## DATA RECORDS
++++++++

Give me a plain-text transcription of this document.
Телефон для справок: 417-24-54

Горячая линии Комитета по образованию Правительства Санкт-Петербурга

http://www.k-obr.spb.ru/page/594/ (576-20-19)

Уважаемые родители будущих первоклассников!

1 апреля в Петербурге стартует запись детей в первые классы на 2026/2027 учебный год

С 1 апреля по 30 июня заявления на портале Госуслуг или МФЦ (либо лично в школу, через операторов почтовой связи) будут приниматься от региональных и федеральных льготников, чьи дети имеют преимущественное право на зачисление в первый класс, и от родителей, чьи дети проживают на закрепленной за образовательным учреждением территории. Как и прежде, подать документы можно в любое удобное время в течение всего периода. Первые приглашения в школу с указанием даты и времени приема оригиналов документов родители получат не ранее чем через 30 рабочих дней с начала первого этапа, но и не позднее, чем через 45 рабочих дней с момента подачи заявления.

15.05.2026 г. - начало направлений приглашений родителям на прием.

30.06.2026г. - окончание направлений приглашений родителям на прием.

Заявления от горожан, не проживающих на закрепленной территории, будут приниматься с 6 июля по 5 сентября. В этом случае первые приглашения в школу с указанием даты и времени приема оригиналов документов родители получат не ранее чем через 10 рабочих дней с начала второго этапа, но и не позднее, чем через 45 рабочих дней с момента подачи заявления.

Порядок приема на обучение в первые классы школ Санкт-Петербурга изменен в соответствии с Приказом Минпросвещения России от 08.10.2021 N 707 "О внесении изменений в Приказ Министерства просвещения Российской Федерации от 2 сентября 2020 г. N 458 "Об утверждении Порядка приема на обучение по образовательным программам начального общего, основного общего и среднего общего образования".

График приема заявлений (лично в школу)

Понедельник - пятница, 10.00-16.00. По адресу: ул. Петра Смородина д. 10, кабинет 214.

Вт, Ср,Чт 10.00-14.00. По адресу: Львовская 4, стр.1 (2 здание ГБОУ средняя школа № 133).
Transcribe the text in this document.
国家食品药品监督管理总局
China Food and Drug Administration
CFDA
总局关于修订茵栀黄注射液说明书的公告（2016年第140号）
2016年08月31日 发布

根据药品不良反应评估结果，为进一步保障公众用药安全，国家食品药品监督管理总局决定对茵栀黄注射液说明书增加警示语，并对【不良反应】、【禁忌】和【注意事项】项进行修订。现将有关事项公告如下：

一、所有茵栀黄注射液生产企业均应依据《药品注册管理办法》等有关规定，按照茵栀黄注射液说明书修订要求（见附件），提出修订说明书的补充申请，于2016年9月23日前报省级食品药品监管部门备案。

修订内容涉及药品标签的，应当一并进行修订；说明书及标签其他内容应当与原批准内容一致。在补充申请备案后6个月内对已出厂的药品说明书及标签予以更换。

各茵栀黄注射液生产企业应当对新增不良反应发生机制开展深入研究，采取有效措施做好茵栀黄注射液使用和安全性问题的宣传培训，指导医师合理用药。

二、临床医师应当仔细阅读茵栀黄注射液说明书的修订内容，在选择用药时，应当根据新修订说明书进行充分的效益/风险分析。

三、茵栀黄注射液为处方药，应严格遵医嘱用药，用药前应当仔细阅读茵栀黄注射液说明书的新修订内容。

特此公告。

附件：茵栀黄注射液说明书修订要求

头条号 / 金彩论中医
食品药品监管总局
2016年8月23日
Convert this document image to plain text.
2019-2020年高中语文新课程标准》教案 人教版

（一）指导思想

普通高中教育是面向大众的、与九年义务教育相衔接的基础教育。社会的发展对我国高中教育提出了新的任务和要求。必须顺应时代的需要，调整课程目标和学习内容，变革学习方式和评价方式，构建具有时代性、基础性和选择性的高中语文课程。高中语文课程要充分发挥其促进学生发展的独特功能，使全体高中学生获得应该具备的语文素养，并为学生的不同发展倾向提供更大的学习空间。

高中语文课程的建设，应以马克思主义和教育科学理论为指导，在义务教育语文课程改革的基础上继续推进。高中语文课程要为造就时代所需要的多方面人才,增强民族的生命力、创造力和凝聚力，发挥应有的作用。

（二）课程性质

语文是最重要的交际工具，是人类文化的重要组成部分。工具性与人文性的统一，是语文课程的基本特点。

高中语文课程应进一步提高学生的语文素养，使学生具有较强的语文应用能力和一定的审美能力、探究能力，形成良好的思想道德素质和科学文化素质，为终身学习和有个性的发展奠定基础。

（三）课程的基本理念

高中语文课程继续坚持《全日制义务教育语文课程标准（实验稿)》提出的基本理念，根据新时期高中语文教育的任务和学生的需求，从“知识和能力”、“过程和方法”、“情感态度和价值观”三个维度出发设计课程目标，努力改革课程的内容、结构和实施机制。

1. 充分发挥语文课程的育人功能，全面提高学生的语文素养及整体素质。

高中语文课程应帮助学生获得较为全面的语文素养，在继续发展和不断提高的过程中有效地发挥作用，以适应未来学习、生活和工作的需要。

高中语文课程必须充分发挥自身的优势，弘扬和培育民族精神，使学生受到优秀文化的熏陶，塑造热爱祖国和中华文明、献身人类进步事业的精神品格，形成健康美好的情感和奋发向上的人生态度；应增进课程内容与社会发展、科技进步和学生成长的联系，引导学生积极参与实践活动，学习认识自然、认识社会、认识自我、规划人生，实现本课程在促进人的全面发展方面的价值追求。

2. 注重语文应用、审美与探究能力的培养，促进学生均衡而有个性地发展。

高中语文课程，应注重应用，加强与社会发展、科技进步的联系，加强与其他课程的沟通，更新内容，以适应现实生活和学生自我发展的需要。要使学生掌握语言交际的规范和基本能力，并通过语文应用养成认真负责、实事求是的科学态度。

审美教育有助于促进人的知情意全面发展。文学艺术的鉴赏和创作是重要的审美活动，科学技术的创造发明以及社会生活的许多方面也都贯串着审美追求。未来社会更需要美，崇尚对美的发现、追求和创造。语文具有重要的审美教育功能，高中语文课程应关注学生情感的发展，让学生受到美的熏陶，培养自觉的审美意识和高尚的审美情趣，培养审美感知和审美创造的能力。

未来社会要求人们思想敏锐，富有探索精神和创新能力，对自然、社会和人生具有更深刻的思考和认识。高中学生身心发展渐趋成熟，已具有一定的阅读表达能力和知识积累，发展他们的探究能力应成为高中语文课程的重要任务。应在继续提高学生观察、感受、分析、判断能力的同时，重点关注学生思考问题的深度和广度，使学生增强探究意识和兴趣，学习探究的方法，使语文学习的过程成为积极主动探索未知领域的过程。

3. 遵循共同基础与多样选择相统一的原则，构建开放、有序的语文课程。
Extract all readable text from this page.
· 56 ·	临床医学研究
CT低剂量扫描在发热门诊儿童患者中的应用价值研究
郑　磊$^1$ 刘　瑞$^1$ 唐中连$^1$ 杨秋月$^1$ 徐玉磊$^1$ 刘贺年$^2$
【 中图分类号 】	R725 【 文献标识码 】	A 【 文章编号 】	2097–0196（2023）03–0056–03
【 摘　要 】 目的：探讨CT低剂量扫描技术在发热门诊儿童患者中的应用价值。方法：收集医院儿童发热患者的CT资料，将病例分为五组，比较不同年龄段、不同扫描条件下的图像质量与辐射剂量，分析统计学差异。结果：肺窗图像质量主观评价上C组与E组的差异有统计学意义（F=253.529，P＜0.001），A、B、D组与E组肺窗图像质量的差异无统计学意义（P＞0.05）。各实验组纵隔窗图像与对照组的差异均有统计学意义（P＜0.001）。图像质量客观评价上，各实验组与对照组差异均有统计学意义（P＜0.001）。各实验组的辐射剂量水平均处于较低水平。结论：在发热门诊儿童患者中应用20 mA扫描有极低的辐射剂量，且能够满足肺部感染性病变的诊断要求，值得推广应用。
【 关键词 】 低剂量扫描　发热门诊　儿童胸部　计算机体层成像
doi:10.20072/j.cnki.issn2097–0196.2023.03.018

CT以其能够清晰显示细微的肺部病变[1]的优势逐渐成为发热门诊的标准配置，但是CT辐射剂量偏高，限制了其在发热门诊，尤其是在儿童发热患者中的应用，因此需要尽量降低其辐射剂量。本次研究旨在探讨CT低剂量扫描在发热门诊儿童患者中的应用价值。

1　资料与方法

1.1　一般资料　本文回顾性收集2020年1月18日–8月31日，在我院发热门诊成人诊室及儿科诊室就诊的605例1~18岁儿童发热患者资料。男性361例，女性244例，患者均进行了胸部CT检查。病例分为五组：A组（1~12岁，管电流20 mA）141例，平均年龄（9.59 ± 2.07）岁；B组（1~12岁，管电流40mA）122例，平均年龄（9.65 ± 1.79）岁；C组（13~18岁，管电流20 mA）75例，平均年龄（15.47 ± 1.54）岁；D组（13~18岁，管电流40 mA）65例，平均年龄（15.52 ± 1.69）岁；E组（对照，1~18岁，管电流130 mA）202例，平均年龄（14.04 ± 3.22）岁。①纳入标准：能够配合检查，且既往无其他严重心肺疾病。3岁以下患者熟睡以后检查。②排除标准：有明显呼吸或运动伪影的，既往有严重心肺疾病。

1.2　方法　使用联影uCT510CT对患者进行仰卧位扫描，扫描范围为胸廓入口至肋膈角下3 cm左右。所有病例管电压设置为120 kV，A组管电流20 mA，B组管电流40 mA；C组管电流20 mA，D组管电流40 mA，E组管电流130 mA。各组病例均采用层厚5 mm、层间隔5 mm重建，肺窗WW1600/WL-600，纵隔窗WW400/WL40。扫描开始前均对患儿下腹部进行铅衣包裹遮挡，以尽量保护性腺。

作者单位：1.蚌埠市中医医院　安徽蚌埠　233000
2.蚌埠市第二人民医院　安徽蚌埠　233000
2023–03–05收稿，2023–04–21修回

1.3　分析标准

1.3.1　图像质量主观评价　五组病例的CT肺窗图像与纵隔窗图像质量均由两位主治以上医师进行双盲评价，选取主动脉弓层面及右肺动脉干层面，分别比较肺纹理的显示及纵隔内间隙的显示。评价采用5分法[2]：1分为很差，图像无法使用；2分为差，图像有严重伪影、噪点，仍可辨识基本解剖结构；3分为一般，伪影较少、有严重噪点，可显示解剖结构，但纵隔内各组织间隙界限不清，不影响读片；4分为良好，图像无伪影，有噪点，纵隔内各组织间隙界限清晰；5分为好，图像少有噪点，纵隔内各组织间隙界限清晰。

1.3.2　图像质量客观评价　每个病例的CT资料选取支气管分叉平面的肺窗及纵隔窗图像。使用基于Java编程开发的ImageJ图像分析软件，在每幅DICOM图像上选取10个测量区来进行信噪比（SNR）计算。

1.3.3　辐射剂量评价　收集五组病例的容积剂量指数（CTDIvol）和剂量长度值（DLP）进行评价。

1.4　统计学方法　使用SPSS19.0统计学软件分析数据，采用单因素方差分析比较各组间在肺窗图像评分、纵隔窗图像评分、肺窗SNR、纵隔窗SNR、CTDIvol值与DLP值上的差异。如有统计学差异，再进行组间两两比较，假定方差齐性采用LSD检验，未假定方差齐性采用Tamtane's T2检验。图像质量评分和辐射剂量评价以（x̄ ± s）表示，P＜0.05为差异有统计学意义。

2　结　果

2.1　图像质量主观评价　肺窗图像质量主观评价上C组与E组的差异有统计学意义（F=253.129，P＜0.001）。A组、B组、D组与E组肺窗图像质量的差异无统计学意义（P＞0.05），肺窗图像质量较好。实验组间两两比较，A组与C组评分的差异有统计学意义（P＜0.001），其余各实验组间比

++++++++

## CHALLENGE
Identify each line holding the string "приглашений", and copy it out.

## FINISHED TASK
15.05.2026 г. - начало направлений приглашений родителям на прием.
30.06.2026г. - окончание направлений приглашений родителям на прием.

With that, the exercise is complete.